• 网页节选
►
张燕:从艺半生 衔燕子梅
2021-07-26 07:03
本报记者 蒋蓝 文 图片除署名外均由受访者提供
提要
梅花奖,中国戏剧演员的光荣与梦想。从1983年到2019年,在过去的29届戏剧梅花奖角逐中,晓艇、刘芸、田蔓莎、陈巧茹等川渝两地25位川剧表演艺术家先后摘得25朵戏剧“梅花”。今年的第30届梅花奖,四川省川剧院的张燕凭借新经典川剧《死水微澜》,喜添第26朵新梅。
从当年1000人报考川剧艺训班,到今天仅有4人在川剧一线工作;9岁在新都登台,从艺30余年,其中有7年在日本巡演;从2014年到而今的又一个7年,三次角逐梅花奖——作为一名戏剧演员,张燕的“摘梅”之路,投射出麻辣酸甜苦的五味人生;作为一名老党员,张燕30余年的演艺生涯,向我们展示了她对川剧舞台执着的初心,对责任的坚守,最终迎来了人生的高光时刻。
嘉宾
张燕,国家一级演员。1975年生于新都区,1988年考入四川省川剧学院,主攻旦角,并拜著名川剧表演艺术家许倩云为师。毕业后担任新都芙蓉花川剧团领衔主演、共青团新都芙蓉花川剧团支部书记、剧团副团长。2008年调入四川省川剧院工作至今。擅演剧目有《芙蓉花仙》《白蛇传》《思凡》《火焰山》《巴山秀才》《杀嫂》等剧目,曾赴日本、韩国、美国、加拿大等国演出。主演作品荣获全国电视剧“飞天奖”;主演《铁笼山》入选四川省文学艺术界联合会2019年度百家“推优工程”;主演川剧《死水微澜》荣获第30届中国戏剧“梅花奖”。2021年7月,荣获四川省文化和旅游厅“优秀共产党员”称号。
对话
一路不易,还是离不开川剧
记者(以下简称记):剧团的高强度排练,让你练就了扎实的基本功,面临剧团改制、人员分流,你当时是如何打算的?
张燕(以下简称张):2000年,剧团与日本方面签订了一个为期7年的演出协议,我们剧团以传统川戏《三岔口》《白蛇传》《盘丝洞》等,在日本各地中小学展开巡演。那时我不想放弃自己所热爱的川剧艺术,所以就去参加日本巡演。短则一个月,多则半年,每天有走不完的台口、演不完的戏,真的是戏赶戏……日本的东京、大阪、北海道、京都、名古屋都走了一个遍,海外观众对川剧非常热情,常常演出后又要返场。
记:这样的演出也可以叫商演吧,由此可以看出日本对于中国传统戏剧艺术的长远眼光。
张:每次演出,都有日语的台词对白投射出来,可以让观众进一步了解剧情。为了增加吸引力,有时还要穿插杂技表演。然而,毕竟演员人数太少了,一台《白蛇传》才12个演员,连大名鼎鼎的法海也取消了,采用“内白”之法来演绎。剧团也请不起伴奏,演出都是播放音乐。
◄
• 任务要求
请从上文川剧演员张燕访谈的最后一句之后接着续写。

• 所给数据行
►
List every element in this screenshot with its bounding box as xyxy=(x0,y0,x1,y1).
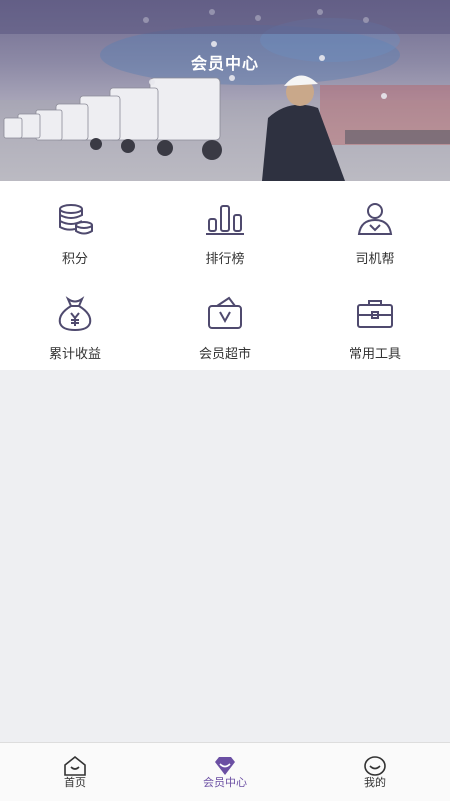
tab-label: 会员中心 xyxy=(203,776,247,789)
grid-item-label: 排行榜 xyxy=(205,252,245,267)
grid-item-driver-help[interactable]: 司机帮 xyxy=(300,181,450,275)
bar-chart-icon xyxy=(206,205,244,235)
page-title: 会员中心 xyxy=(190,54,259,73)
coins-stack-icon xyxy=(59,204,93,235)
toolbox-icon xyxy=(357,300,393,328)
grid-item-label: 会员超市 xyxy=(198,347,251,362)
feature-grid: 积分 排行榜 司机帮 累计收益 会员超市 常用工具 xyxy=(0,181,450,370)
grid-item-label: 司机帮 xyxy=(355,252,395,267)
shopping-basket-icon xyxy=(208,296,242,329)
money-bag-icon xyxy=(58,296,92,332)
grid-item-member-store[interactable]: 会员超市 xyxy=(150,276,300,370)
grid-item-tools[interactable]: 常用工具 xyxy=(300,276,450,370)
person-icon xyxy=(357,203,393,235)
tab-mine[interactable]: 我的 xyxy=(300,743,450,801)
grid-item-ranking[interactable]: 排行榜 xyxy=(150,181,300,275)
tab-member-center[interactable]: 会员中心 xyxy=(150,743,300,801)
grid-item-label: 常用工具 xyxy=(348,347,401,362)
tab-label: 我的 xyxy=(364,776,386,789)
tab-label: 首页 xyxy=(64,776,86,789)
grid-item-label: 积分 xyxy=(61,252,88,267)
header-banner: 会员中心 xyxy=(0,0,450,181)
grid-item-points[interactable]: 积分 xyxy=(0,181,150,275)
bottom-tab-bar: 首页 会员中心 我的 xyxy=(0,742,450,801)
grid-item-label: 累计收益 xyxy=(48,347,101,362)
grid-item-earnings[interactable]: 累计收益 xyxy=(0,276,150,370)
status-bar-overlay xyxy=(0,0,450,34)
tab-home[interactable]: 首页 xyxy=(0,743,150,801)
◄
• 回答
这样,个人收入是增加了,但我也开始进入了迷茫和反思。每天拿来本子就开演,白天演了晚上演,每天都是《金山寺》《三岔口》《盘丝洞》这些倒背如流的东西。我在日本的演出几乎没有什么激情的投入。现在大众的审美也在不断提高,如何提升自己呢?回想自己从艺半生,可以说,我的大好青春年华,反而是献给了日本的观众……
我当时也不想成家。成家早了,不利于艺术生涯的发展和艺术积累。我的家里除了我,都是做服装商贸生意的,对比之下,一度令我“气短”,也产生了从商的念头。总之,我那阵子产生了自我怀疑,想放弃川剧从艺之路。
剧团解散后,我真的和妹妹一起,从事过两年左右的服装生意。每天都要把衣服整理好,推荐给形形色色的客人。卖衣服挣钱的过程,也很辛苦。不过,我在这个过程中发现了一个反差,发现自己还是更喜欢舞台,在舞台上能够发挥自己的长处,享受其中的欢愉和快乐。川剧圈内的著名演员陈智林、陈巧茹等同行也向我抛来橄榄枝:“你不来唱戏,可惜了嘛!快点回来吧。”
我究竟还搞不搞川剧哦?我反复问自己。我们川剧界有一句老话:“唱出来了吃‘戏饭’,唱不出来吃‘气饭’。”经过再三的犹豫,我最终意识到,我还是离不开川剧!这是因为我心里对川剧有着太深的情感,更是因为,在上世纪90年代,我二十来岁的时候就入了党,作为党员的我,对舞台,对川剧事业,有着一份执着,一份沉甸甸的责任。于是,2008年,我决定调入四川省川剧院。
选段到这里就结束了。